Excerpt from a dataset
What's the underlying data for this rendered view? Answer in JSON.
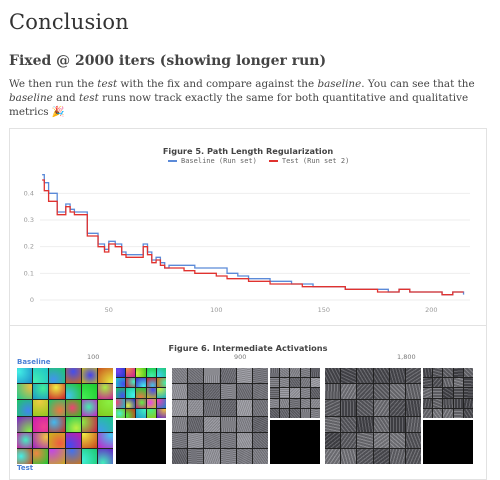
{
  "page": {
    "title": "Conclusion",
    "section_title": "Fixed @ 2000 iters (showing longer run)",
    "paragraph": {
      "p1": "We then run the ",
      "em1": "test",
      "p2": " with the fix and compare against the ",
      "em2": "baseline",
      "p3": ". You can see that the ",
      "em3": "baseline",
      "p4": " and ",
      "em4": "test",
      "p5": " runs now track exactly the same for both quantitative and qualitative metrics 🎉"
    }
  },
  "figure5": {
    "title": "Figure 5. Path Length Regularization",
    "colors": {
      "baseline": "#5b8ad8",
      "test": "#e0322f"
    }
  },
  "figure6": {
    "title": "Figure 6. Intermediate Activations",
    "steps": [
      "100",
      "900",
      "1,800"
    ],
    "run_labels": {
      "baseline": "Baseline",
      "test": "Test"
    }
  },
  "chart_data": {
    "type": "line",
    "title": "Figure 5. Path Length Regularization",
    "xlabel": "",
    "ylabel": "",
    "xlim": [
      18,
      218
    ],
    "ylim": [
      0,
      0.48
    ],
    "x_ticks": [
      "50",
      "100",
      "150",
      "200"
    ],
    "y_ticks": [
      "0",
      "0.1",
      "0.2",
      "0.3",
      "0.4"
    ],
    "legend_position": "top-center",
    "grid": true,
    "series": [
      {
        "name": "Baseline (Run set)",
        "x": [
          19,
          20,
          22,
          26,
          30,
          32,
          34,
          38,
          40,
          45,
          48,
          50,
          53,
          56,
          58,
          62,
          66,
          68,
          70,
          72,
          74,
          76,
          78,
          80,
          85,
          90,
          95,
          100,
          105,
          110,
          115,
          120,
          125,
          130,
          135,
          140,
          145,
          150,
          155,
          160,
          165,
          170,
          175,
          180,
          185,
          190,
          195,
          200,
          205,
          210,
          215
        ],
        "y": [
          0.47,
          0.44,
          0.4,
          0.33,
          0.36,
          0.34,
          0.33,
          0.33,
          0.25,
          0.21,
          0.19,
          0.22,
          0.21,
          0.18,
          0.17,
          0.17,
          0.21,
          0.18,
          0.15,
          0.16,
          0.14,
          0.12,
          0.13,
          0.13,
          0.13,
          0.12,
          0.12,
          0.12,
          0.1,
          0.09,
          0.08,
          0.08,
          0.07,
          0.07,
          0.06,
          0.06,
          0.05,
          0.05,
          0.05,
          0.04,
          0.04,
          0.04,
          0.04,
          0.03,
          0.04,
          0.03,
          0.03,
          0.03,
          0.02,
          0.03,
          0.02
        ]
      },
      {
        "name": "Test (Run set 2)",
        "x": [
          19,
          20,
          22,
          26,
          30,
          32,
          34,
          38,
          40,
          45,
          48,
          50,
          53,
          56,
          58,
          62,
          66,
          68,
          70,
          72,
          74,
          76,
          78,
          80,
          85,
          90,
          95,
          100,
          105,
          110,
          115,
          120,
          125,
          130,
          135,
          140,
          145,
          150,
          155,
          160,
          165,
          170,
          175,
          180,
          185,
          190,
          195,
          200,
          205,
          210,
          215
        ],
        "y": [
          0.45,
          0.41,
          0.37,
          0.32,
          0.35,
          0.33,
          0.32,
          0.32,
          0.24,
          0.2,
          0.18,
          0.21,
          0.2,
          0.17,
          0.16,
          0.16,
          0.2,
          0.17,
          0.14,
          0.15,
          0.13,
          0.12,
          0.12,
          0.12,
          0.11,
          0.1,
          0.1,
          0.09,
          0.08,
          0.08,
          0.07,
          0.07,
          0.06,
          0.06,
          0.06,
          0.05,
          0.05,
          0.05,
          0.05,
          0.04,
          0.04,
          0.04,
          0.03,
          0.03,
          0.04,
          0.03,
          0.03,
          0.03,
          0.02,
          0.03,
          0.03
        ]
      }
    ]
  }
}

• The exercise
Set the data above down again exactly as given, with no pictures.

• Exercise answer
What's the underlying data for this rendered view? Answer in JSON.
{
  "page": {
    "title": "Conclusion",
    "section_title": "Fixed @ 2000 iters (showing longer run)",
    "paragraph": {
      "p1": "We then run the ",
      "em1": "test",
      "p2": " with the fix and compare against the ",
      "em2": "baseline",
      "p3": ". You can see that the ",
      "em3": "baseline",
      "p4": " and ",
      "em4": "test",
      "p5": " runs now track exactly the same for both quantitative and qualitative metrics 🎉"
    }
  },
  "figure5": {
    "title": "Figure 5. Path Length Regularization",
    "colors": {
      "baseline": "#5b8ad8",
      "test": "#e0322f"
    }
  },
  "figure6": {
    "title": "Figure 6. Intermediate Activations",
    "steps": [
      "100",
      "900",
      "1,800"
    ],
    "run_labels": {
      "baseline": "Baseline",
      "test": "Test"
    }
  },
  "chart_data": {
    "type": "line",
    "title": "Figure 5. Path Length Regularization",
    "xlabel": "",
    "ylabel": "",
    "xlim": [
      18,
      218
    ],
    "ylim": [
      0,
      0.48
    ],
    "x_ticks": [
      "50",
      "100",
      "150",
      "200"
    ],
    "y_ticks": [
      "0",
      "0.1",
      "0.2",
      "0.3",
      "0.4"
    ],
    "legend_position": "top-center",
    "grid": true,
    "series": [
      {
        "name": "Baseline (Run set)",
        "x": [
          19,
          20,
          22,
          26,
          30,
          32,
          34,
          38,
          40,
          45,
          48,
          50,
          53,
          56,
          58,
          62,
          66,
          68,
          70,
          72,
          74,
          76,
          78,
          80,
          85,
          90,
          95,
          100,
          105,
          110,
          115,
          120,
          125,
          130,
          135,
          140,
          145,
          150,
          155,
          160,
          165,
          170,
          175,
          180,
          185,
          190,
          195,
          200,
          205,
          210,
          215
        ],
        "y": [
          0.47,
          0.44,
          0.4,
          0.33,
          0.36,
          0.34,
          0.33,
          0.33,
          0.25,
          0.21,
          0.19,
          0.22,
          0.21,
          0.18,
          0.17,
          0.17,
          0.21,
          0.18,
          0.15,
          0.16,
          0.14,
          0.12,
          0.13,
          0.13,
          0.13,
          0.12,
          0.12,
          0.12,
          0.1,
          0.09,
          0.08,
          0.08,
          0.07,
          0.07,
          0.06,
          0.06,
          0.05,
          0.05,
          0.05,
          0.04,
          0.04,
          0.04,
          0.04,
          0.03,
          0.04,
          0.03,
          0.03,
          0.03,
          0.02,
          0.03,
          0.02
        ]
      },
      {
        "name": "Test (Run set 2)",
        "x": [
          19,
          20,
          22,
          26,
          30,
          32,
          34,
          38,
          40,
          45,
          48,
          50,
          53,
          56,
          58,
          62,
          66,
          68,
          70,
          72,
          74,
          76,
          78,
          80,
          85,
          90,
          95,
          100,
          105,
          110,
          115,
          120,
          125,
          130,
          135,
          140,
          145,
          150,
          155,
          160,
          165,
          170,
          175,
          180,
          185,
          190,
          195,
          200,
          205,
          210,
          215
        ],
        "y": [
          0.45,
          0.41,
          0.37,
          0.32,
          0.35,
          0.33,
          0.32,
          0.32,
          0.24,
          0.2,
          0.18,
          0.21,
          0.2,
          0.17,
          0.16,
          0.16,
          0.2,
          0.17,
          0.14,
          0.15,
          0.13,
          0.12,
          0.12,
          0.12,
          0.11,
          0.1,
          0.1,
          0.09,
          0.08,
          0.08,
          0.07,
          0.07,
          0.06,
          0.06,
          0.06,
          0.05,
          0.05,
          0.05,
          0.05,
          0.04,
          0.04,
          0.04,
          0.03,
          0.03,
          0.04,
          0.03,
          0.03,
          0.03,
          0.02,
          0.03,
          0.03
        ]
      }
    ]
  }
}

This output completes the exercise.